Stored records:
— Start —

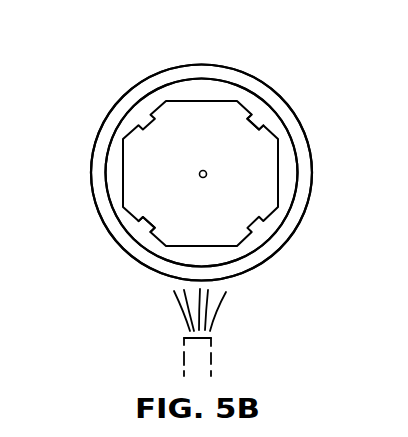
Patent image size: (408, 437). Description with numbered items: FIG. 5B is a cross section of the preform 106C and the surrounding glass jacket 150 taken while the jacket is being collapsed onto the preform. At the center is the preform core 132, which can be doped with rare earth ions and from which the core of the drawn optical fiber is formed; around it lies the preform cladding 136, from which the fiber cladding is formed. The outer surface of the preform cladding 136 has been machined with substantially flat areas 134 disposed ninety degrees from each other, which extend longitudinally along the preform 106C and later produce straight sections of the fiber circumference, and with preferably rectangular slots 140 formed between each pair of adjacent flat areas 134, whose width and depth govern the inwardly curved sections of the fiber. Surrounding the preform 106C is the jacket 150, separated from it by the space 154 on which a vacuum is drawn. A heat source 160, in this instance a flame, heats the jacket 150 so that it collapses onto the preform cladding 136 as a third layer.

The preform 106C is at (121, 79).
The preform core 132 is at (206, 177).
The flat areas 134 is at (204, 101).
The preform cladding 136 is at (167, 212).
The slots 140 is at (262, 122).
The jacket 150 is at (297, 237).
The space 154 is at (289, 176).
The heat source 160 is at (221, 318).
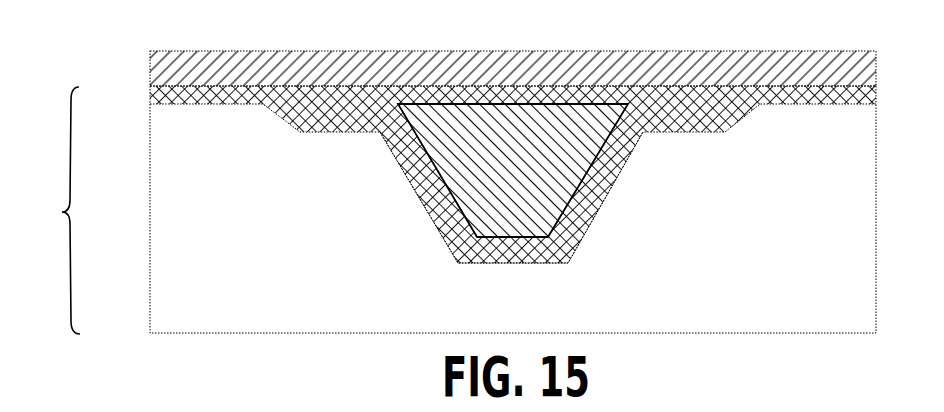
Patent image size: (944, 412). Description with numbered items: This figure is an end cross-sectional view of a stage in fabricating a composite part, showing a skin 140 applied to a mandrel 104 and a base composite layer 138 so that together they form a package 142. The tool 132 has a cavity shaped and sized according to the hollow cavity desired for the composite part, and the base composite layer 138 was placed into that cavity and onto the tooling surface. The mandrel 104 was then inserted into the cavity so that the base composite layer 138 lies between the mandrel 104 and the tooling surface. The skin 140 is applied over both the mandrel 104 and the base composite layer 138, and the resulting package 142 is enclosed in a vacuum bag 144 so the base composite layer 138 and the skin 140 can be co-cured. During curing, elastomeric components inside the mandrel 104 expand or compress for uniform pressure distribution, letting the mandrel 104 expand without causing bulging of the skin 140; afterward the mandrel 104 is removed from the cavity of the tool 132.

The mandrel 104 is at (483, 104).
The tool 132 is at (151, 209).
The base composite layer 138 is at (370, 104).
The skin 140 is at (283, 96).
The package 142 is at (52, 210).
The vacuum bag 144 is at (177, 48).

— End —

DO THIS
Update the data from the start through the line containing "The space 154 is at (289, 176)." by replacing "cross section" with "cross-sectional view" and leaving everything else unchanged. Leave the pictures out of the answer.

FINAL ANSWER
Patent image size: (408, 437). Description with numbered items: FIG. 5B is a cross-sectional view of the preform 106C and the surrounding glass jacket 150 taken while the jacket is being collapsed onto the preform. At the center is the preform core 132, which can be doped with rare earth ions and from which the core of the drawn optical fiber is formed; around it lies the preform cladding 136, from which the fiber cladding is formed. The outer surface of the preform cladding 136 has been machined with substantially flat areas 134 disposed ninety degrees from each other, which extend longitudinally along the preform 106C and later produce straight sections of the fiber circumference, and with preferably rectangular slots 140 formed between each pair of adjacent flat areas 134, whose width and depth govern the inwardly curved sections of the fiber. Surrounding the preform 106C is the jacket 150, separated from it by the space 154 on which a vacuum is drawn. A heat source 160, in this instance a flame, heats the jacket 150 so that it collapses onto the preform cladding 136 as a third layer.

The preform 106C is at (121, 79).
The preform core 132 is at (206, 177).
The flat areas 134 is at (204, 101).
The preform cladding 136 is at (167, 212).
The slots 140 is at (262, 122).
The jacket 150 is at (297, 237).
The space 154 is at (289, 176).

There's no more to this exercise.